- WORK REQUIRED -
Count every line that holds the string "document", then give that number alone.

- DATA RECORDS -
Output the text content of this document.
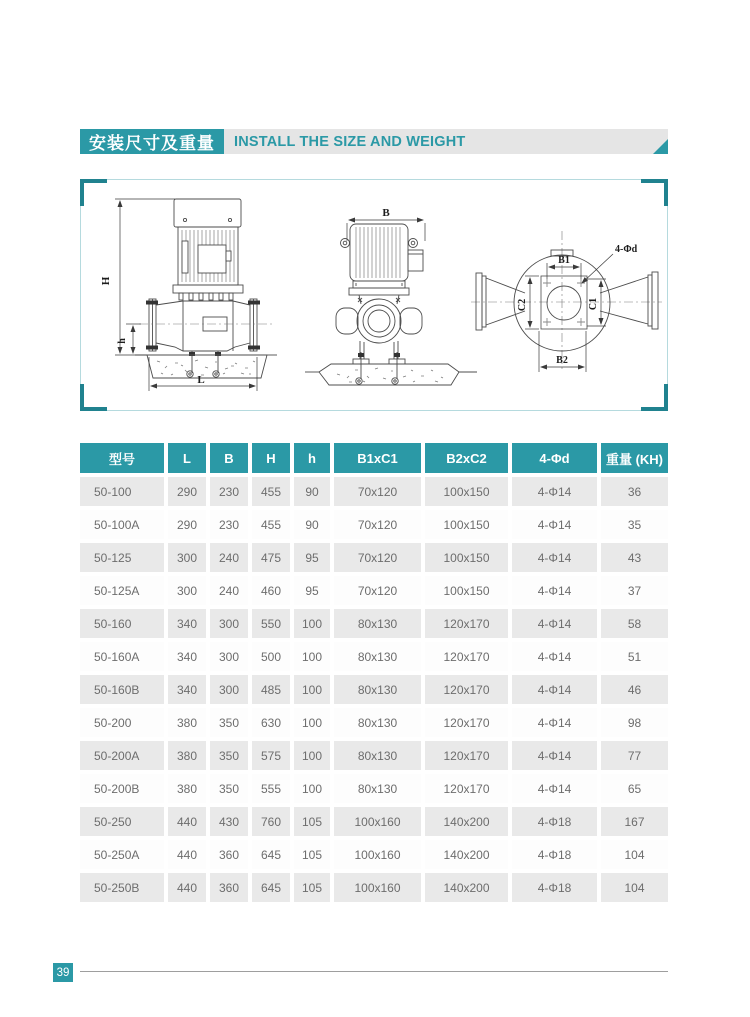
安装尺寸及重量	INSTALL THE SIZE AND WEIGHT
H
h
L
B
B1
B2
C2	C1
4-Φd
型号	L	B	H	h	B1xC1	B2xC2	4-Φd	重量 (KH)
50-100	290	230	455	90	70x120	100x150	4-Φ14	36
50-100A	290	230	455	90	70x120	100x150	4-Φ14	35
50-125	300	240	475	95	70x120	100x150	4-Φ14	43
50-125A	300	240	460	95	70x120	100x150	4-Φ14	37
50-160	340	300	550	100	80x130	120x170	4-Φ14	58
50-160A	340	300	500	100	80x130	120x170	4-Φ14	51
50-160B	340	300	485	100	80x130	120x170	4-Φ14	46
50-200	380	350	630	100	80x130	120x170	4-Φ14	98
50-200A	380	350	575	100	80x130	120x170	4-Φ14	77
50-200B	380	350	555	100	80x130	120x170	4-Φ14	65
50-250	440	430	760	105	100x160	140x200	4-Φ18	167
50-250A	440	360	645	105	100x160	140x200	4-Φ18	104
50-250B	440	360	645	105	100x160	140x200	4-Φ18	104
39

---

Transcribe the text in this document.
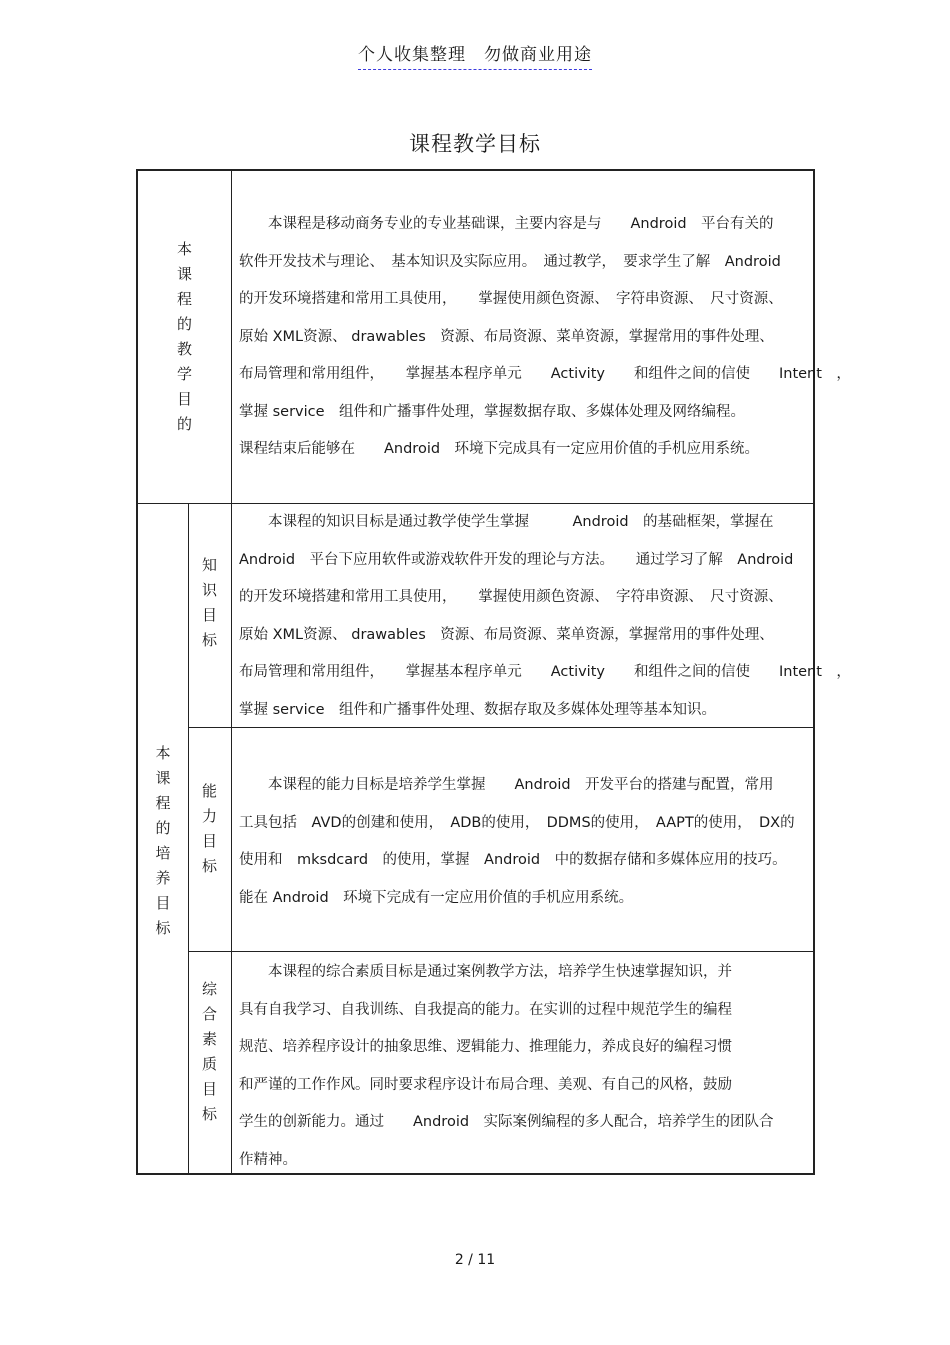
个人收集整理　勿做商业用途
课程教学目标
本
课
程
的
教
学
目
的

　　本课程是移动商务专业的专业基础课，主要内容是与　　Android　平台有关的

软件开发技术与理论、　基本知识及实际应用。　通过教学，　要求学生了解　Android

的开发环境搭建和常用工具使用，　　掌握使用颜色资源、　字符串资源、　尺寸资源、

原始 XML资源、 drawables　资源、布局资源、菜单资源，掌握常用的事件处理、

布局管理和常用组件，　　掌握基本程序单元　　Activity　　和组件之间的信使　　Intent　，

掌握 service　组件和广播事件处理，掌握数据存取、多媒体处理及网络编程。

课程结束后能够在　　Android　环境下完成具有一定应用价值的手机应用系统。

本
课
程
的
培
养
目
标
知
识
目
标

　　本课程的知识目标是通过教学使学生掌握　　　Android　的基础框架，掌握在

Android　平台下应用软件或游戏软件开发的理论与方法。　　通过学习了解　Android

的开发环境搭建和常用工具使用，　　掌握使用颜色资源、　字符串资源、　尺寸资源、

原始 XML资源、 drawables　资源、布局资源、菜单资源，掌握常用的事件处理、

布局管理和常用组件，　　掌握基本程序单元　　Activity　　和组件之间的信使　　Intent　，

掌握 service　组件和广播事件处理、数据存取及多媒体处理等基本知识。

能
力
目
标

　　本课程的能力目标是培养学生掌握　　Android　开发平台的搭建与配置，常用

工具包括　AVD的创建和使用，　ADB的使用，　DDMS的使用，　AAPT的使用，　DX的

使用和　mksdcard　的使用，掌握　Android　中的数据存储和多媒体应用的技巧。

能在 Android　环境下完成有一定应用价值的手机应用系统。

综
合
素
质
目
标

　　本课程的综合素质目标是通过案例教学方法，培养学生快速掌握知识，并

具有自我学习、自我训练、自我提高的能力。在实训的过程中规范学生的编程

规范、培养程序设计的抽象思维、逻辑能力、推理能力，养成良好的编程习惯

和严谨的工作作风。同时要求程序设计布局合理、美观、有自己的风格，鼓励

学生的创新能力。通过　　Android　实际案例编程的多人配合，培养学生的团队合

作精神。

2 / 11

...

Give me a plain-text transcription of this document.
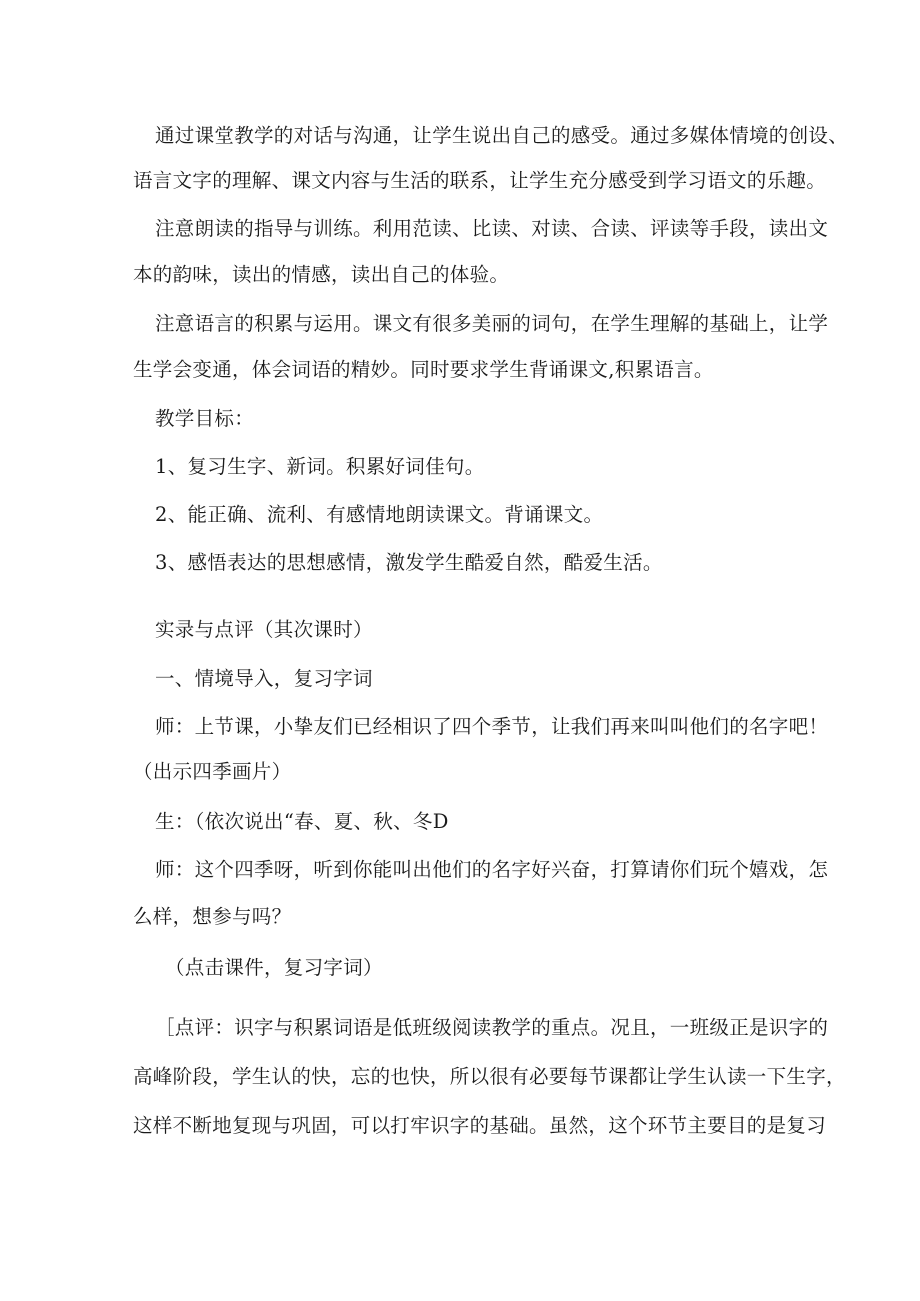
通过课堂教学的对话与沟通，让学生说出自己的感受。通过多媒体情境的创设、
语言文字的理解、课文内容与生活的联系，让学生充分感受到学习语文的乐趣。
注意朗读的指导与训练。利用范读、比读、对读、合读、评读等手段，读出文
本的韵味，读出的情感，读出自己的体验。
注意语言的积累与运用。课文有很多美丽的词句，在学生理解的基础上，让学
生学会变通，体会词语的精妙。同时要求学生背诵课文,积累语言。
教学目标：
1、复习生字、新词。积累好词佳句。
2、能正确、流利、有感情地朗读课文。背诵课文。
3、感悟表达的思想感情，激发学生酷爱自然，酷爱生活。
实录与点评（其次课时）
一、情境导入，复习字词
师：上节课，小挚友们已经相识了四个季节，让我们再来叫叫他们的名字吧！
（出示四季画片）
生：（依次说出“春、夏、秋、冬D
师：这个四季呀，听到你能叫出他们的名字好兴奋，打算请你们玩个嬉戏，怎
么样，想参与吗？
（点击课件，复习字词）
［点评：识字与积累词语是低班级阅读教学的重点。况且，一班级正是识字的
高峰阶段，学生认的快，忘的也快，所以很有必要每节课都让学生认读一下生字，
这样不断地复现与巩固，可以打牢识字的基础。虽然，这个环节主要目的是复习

- TASK ANSWER -
3